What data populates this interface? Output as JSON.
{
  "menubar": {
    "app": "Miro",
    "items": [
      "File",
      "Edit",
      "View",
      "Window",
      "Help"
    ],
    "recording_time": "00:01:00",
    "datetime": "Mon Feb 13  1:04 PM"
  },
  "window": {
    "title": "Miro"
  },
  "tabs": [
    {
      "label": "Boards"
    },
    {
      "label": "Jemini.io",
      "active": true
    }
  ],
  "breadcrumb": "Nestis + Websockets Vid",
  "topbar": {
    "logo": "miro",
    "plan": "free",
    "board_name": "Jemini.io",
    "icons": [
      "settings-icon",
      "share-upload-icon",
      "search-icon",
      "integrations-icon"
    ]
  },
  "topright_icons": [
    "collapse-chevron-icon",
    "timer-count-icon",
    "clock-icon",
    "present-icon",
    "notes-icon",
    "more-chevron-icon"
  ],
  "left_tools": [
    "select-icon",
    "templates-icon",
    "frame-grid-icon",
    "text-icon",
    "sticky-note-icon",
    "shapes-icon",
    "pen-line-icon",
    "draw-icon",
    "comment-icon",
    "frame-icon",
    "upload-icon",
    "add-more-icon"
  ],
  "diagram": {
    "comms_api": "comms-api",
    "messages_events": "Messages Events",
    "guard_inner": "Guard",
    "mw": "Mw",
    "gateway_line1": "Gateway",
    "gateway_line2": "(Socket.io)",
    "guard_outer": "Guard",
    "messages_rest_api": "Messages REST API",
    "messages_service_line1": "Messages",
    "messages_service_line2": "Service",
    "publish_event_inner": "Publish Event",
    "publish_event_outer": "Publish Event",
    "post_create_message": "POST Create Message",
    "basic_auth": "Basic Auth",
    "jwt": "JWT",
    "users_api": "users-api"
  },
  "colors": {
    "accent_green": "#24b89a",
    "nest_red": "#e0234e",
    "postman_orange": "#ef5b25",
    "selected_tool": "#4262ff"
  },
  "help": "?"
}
==
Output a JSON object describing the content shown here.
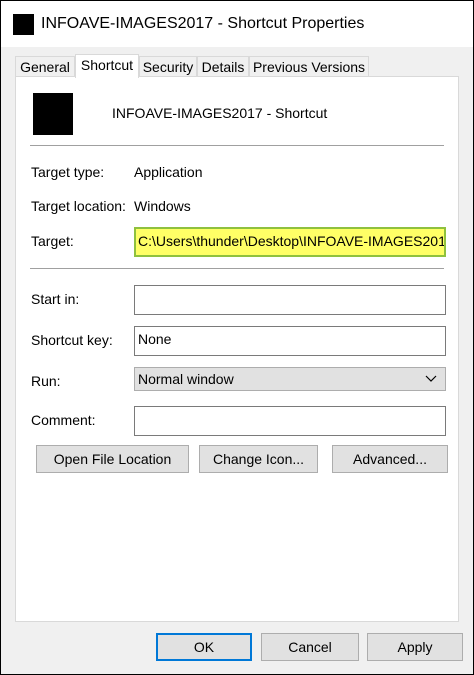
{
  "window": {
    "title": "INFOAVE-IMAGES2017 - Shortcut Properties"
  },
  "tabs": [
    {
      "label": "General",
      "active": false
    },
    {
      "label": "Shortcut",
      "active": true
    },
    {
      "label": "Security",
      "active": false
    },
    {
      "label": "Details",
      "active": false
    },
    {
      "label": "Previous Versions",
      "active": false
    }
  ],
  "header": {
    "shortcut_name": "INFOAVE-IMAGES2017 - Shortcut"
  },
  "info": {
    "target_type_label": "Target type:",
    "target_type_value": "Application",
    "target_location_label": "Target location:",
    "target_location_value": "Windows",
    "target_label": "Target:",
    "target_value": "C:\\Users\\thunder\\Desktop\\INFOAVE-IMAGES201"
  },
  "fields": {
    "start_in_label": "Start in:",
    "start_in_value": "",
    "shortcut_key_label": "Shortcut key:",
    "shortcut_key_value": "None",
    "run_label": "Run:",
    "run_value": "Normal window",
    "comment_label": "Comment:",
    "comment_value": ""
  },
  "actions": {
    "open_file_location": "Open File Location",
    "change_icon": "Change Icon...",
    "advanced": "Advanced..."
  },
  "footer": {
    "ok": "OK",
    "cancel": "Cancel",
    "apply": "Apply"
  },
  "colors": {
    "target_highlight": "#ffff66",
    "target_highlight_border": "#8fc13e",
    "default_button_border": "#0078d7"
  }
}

■ **YOUR INSTRUCTIONS**: Return all the lines that contain the string "Publish".

■ **SOLUTION TO THE EXERCISE**:
    "publish_event_inner": "Publish Event",
    "publish_event_outer": "Publish Event",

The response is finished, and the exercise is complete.